> Directive
Each entry below should be reproduced character for character.

> Record extracts
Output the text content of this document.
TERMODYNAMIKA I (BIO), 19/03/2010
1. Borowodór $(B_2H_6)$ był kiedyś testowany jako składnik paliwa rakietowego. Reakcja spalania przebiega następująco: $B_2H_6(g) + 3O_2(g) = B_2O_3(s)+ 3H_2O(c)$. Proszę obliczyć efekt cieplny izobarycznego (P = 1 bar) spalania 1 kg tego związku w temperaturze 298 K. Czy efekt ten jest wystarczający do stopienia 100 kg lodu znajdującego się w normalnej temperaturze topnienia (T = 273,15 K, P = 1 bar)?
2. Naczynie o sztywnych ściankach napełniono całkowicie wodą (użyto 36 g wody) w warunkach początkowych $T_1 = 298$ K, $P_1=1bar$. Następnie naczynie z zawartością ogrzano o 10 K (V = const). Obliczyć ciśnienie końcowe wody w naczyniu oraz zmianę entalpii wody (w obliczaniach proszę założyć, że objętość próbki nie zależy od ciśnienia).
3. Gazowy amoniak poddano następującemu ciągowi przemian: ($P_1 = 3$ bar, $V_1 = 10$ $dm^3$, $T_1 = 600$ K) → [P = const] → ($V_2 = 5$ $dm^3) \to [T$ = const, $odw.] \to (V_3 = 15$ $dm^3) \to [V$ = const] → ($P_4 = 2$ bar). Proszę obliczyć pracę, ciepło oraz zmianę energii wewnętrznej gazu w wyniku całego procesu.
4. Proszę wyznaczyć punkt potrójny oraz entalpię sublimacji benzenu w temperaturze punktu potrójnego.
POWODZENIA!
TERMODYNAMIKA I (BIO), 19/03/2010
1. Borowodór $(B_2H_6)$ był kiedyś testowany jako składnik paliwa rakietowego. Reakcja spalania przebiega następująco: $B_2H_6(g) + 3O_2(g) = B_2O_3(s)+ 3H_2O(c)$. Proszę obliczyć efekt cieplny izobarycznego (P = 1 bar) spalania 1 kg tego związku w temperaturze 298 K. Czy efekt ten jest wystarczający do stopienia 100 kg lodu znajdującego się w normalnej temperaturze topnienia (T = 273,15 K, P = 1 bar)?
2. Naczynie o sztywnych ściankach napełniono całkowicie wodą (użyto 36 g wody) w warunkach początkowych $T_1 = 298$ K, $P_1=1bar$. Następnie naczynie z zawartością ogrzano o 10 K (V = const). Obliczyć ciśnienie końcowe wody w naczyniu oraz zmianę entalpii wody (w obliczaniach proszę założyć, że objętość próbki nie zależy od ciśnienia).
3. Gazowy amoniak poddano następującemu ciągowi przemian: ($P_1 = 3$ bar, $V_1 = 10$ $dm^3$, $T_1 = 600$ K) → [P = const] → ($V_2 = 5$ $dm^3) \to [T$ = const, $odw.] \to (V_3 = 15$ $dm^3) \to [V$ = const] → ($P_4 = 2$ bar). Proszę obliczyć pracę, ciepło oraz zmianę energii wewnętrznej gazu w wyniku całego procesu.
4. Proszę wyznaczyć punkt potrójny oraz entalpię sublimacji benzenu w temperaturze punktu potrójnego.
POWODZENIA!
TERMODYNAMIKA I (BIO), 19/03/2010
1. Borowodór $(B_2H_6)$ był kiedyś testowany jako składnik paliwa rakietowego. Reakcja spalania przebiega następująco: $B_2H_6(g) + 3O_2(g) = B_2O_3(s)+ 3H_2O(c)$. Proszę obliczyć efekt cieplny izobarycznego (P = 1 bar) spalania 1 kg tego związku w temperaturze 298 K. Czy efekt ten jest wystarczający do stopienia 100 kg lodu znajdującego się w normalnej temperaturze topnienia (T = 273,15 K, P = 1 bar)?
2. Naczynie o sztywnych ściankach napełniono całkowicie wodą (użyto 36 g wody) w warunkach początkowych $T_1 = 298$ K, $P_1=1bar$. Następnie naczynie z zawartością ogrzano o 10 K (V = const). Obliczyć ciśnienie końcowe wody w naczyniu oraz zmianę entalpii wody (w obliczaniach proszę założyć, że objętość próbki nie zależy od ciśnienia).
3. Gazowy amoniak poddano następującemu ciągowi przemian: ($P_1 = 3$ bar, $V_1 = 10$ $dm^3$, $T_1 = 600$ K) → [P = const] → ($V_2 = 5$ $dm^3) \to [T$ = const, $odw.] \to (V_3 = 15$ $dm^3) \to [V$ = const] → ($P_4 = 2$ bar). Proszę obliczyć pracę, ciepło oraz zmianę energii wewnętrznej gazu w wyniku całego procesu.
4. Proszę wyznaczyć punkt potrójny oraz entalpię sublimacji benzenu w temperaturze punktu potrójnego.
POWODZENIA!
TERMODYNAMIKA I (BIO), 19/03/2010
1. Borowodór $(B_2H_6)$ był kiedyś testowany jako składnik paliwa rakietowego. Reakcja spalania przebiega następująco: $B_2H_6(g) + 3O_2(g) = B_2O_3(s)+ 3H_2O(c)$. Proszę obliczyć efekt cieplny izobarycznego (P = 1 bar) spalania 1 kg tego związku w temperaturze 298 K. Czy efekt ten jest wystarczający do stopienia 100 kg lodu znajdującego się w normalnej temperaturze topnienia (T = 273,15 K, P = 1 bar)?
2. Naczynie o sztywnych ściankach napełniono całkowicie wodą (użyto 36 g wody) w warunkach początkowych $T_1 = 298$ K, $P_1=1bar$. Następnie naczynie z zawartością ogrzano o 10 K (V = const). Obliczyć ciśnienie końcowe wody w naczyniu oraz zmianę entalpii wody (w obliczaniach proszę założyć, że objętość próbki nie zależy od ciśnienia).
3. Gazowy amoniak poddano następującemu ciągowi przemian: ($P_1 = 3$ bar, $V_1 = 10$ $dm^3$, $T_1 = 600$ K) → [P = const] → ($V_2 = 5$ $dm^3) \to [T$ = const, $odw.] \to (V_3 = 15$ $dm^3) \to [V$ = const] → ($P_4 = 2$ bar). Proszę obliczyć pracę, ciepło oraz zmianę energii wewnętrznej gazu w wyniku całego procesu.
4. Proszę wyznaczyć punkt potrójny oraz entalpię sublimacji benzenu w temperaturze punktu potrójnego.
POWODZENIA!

> Final result
Output the text content of this document.
TERMODYNAMIKA I (BIO), 19/03/2010
1. Borowodór $(B_2H_6)$ był kiedyś testowany jako składnik paliwa rakietowego. Reakcja spalania przebiega następująco: $B_2H_6(g) + 3O_2(g) = B_2O_3(s)+ 3H_2O(c)$. Proszę obliczyć efekt cieplny izobarycznego (P = 1 bar) spalania 1 kg tego związku w temperaturze 298 K. Czy efekt ten jest wystarczający do stopienia 100 kg lodu znajdującego się w normalnej temperaturze topnienia (T = 273,15 K, P = 1 bar)?
2. Naczynie o sztywnych ściankach napełniono całkowicie wodą (użyto 36 g wody) w warunkach początkowych $T_1 = 298$ K, $P_1=1bar$. Następnie naczynie z zawartością ogrzano o 10 K (V = const). Obliczyć ciśnienie końcowe wody w naczyniu oraz zmianę entalpii wody (w obliczaniach proszę założyć, że objętość próbki nie zależy od ciśnienia).
3. Gazowy amoniak poddano następującemu ciągowi przemian: ($P_1 = 3$ bar, $V_1 = 10$ $dm^3$, $T_1 = 600$ K) → [P = const] → ($V_2 = 5$ $dm^3) \to [T$ = const, $odw.] \to (V_3 = 15$ $dm^3) \to [V$ = const] → ($P_4 = 2$ bar). Proszę obliczyć pracę, ciepło oraz zmianę energii wewnętrznej gazu w wyniku całego procesu.
4. Proszę wyznaczyć punkt potrójny oraz entalpię sublimacji benzenu w temperaturze punktu potrójnego.
POWODZENIA!
TERMODYNAMIKA I (BIO), 19/03/2010
1. Borowodór $(B_2H_6)$ był kiedyś testowany jako składnik paliwa rakietowego. Reakcja spalania przebiega następująco: $B_2H_6(g) + 3O_2(g) = B_2O_3(s)+ 3H_2O(c)$. Proszę obliczyć efekt cieplny izobarycznego (P = 1 bar) spalania 1 kg tego związku w temperaturze 298 K. Czy efekt ten jest wystarczający do stopienia 100 kg lodu znajdującego się w normalnej temperaturze topnienia (T = 273,15 K, P = 1 bar)?
2. Naczynie o sztywnych ściankach napełniono całkowicie wodą (użyto 36 g wody) w warunkach początkowych $T_1 = 298$ K, $P_1=1bar$. Następnie naczynie z zawartością ogrzano o 10 K (V = const). Obliczyć ciśnienie końcowe wody w naczyniu oraz zmianę entalpii wody (w obliczaniach proszę założyć, że objętość próbki nie zależy od ciśnienia).
3. Gazowy amoniak poddano następującemu ciągowi przemian: ($P_1 = 3$ bar, $V_1 = 10$ $dm^3$, $T_1 = 600$ K) → [P = const] → ($V_2 = 5$ $dm^3) \to [T$ = const, $odw.] \to (V_3 = 15$ $dm^3) \to [V$ = const] → ($P_4 = 2$ bar). Proszę obliczyć pracę, ciepło oraz zmianę energii wewnętrznej gazu w wyniku całego procesu.
4. Proszę wyznaczyć punkt potrójny oraz entalpię sublimacji benzenu w temperaturze punktu potrójnego.
POWODZENIA!
TERMODYNAMIKA I (BIO), 19/03/2010
1. Borowodór $(B_2H_6)$ był kiedyś testowany jako składnik paliwa rakietowego. Reakcja spalania przebiega następująco: $B_2H_6(g) + 3O_2(g) = B_2O_3(s)+ 3H_2O(c)$. Proszę obliczyć efekt cieplny izobarycznego (P = 1 bar) spalania 1 kg tego związku w temperaturze 298 K. Czy efekt ten jest wystarczający do stopienia 100 kg lodu znajdującego się w normalnej temperaturze topnienia (T = 273,15 K, P = 1 bar)?
2. Naczynie o sztywnych ściankach napełniono całkowicie wodą (użyto 36 g wody) w warunkach początkowych $T_1 = 298$ K, $P_1=1bar$. Następnie naczynie z zawartością ogrzano o 10 K (V = const). Obliczyć ciśnienie końcowe wody w naczyniu oraz zmianę entalpii wody (w obliczaniach proszę założyć, że objętość próbki nie zależy od ciśnienia).
3. Gazowy amoniak poddano następującemu ciągowi przemian: ($P_1 = 3$ bar, $V_1 = 10$ $dm^3$, $T_1 = 600$ K) → [P = const] → ($V_2 = 5$ $dm^3) \to [T$ = const, $odw.] \to (V_3 = 15$ $dm^3) \to [V$ = const] → ($P_4 = 2$ bar). Proszę obliczyć pracę, ciepło oraz zmianę energii wewnętrznej gazu w wyniku całego procesu.
4. Proszę wyznaczyć punkt potrójny oraz entalpię sublimacji benzenu w temperaturze punktu potrójnego.
POWODZENIA!
TERMODYNAMIKA I (BIO), 19/03/2010
1. Borowodór $(B_2H_6)$ był kiedyś testowany jako składnik paliwa rakietowego. Reakcja spalania przebiega następująco: $B_2H_6(g) + 3O_2(g) = B_2O_3(s)+ 3H_2O(c)$. Proszę obliczyć efekt cieplny izobarycznego (P = 1 bar) spalania 1 kg tego związku w temperaturze 298 K. Czy efekt ten jest wystarczający do stopienia 100 kg lodu znajdującego się w normalnej temperaturze topnienia (T = 273,15 K, P = 1 bar)?
2. Naczynie o sztywnych ściankach napełniono całkowicie wodą (użyto 36 g wody) w warunkach początkowych $T_1 = 298$ K, $P_1=1bar$. Następnie naczynie z zawartością ogrzano o 10 K (V = const). Obliczyć ciśnienie końcowe wody w naczyniu oraz zmianę entalpii wody (w obliczaniach proszę założyć, że objętość próbki nie zależy od ciśnienia).
3. Gazowy amoniak poddano następującemu ciągowi przemian: ($P_1 = 3$ bar, $V_1 = 10$ $dm^3$, $T_1 = 600$ K) → [P = const] → ($V_2 = 5$ $dm^3) \to [T$ = const, $odw.] \to (V_3 = 15$ $dm^3) \to [V$ = const] → ($P_4 = 2$ bar). Proszę obliczyć pracę, ciepło oraz zmianę energii wewnętrznej gazu w wyniku całego procesu.
4. Proszę wyznaczyć punkt potrójny oraz entalpię sublimacji benzenu w temperaturze punktu potrójnego.
POWODZENIA!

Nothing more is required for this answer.